§ Materials provided:
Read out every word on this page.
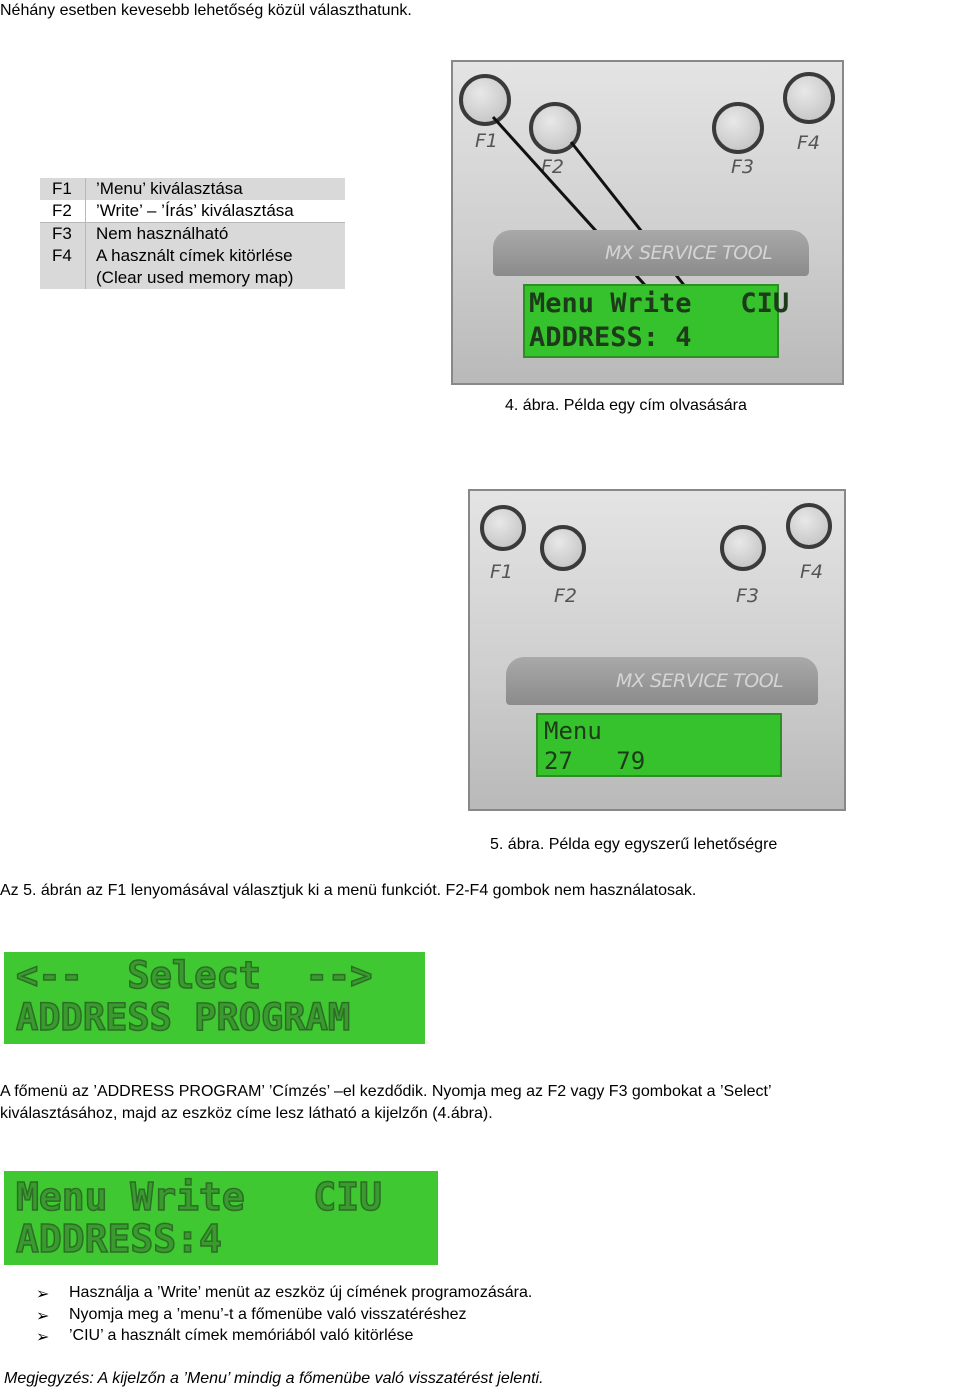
Néhány esetben kevesebb lehetőség közül választhatunk.
F1	’Menu’ kiválasztása
F2	’Write’ – ’Írás’ kiválasztása
F3	Nem használható
F4	A használt címek kitörlése
	(Clear used memory map)
F1
F2	F3
F4
MX SERVICE TOOL
Menu Write   CIU
ADDRESS: 4
4. ábra. Példa egy cím olvasására
F1
F2	F3
F4
MX SERVICE TOOL
Menu
27   79
5. ábra. Példa egy egyszerű lehetőségre
Az 5. ábrán az F1 lenyomásával választjuk ki a menü funkciót. F2-F4 gombok nem használatosak.
<--  Select  -->
ADDRESS PROGRAM
A főmenü az ’ADDRESS PROGRAM’ ’Címzés’ –el kezdődik. Nyomja meg az F2 vagy F3 gombokat a ’Select’
kiválasztásához, majd az eszköz címe lesz látható a kijelzőn (4.ábra).
Menu Write   CIU
ADDRESS:4
➢ Használja a ’Write’ menüt az eszköz új címének programozására.
➢ Nyomja meg a ’menu’-t a főmenübe való visszatéréshez
➢ ’CIU’ a használt címek memóriából való kitörlése
Megjegyzés: A kijelzőn a ’Menu’ mindig a főmenübe való visszatérést jelenti.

§ Exercise aim:
Provide the number of lines containing the string "való", with no other output.

§ Correct response:
3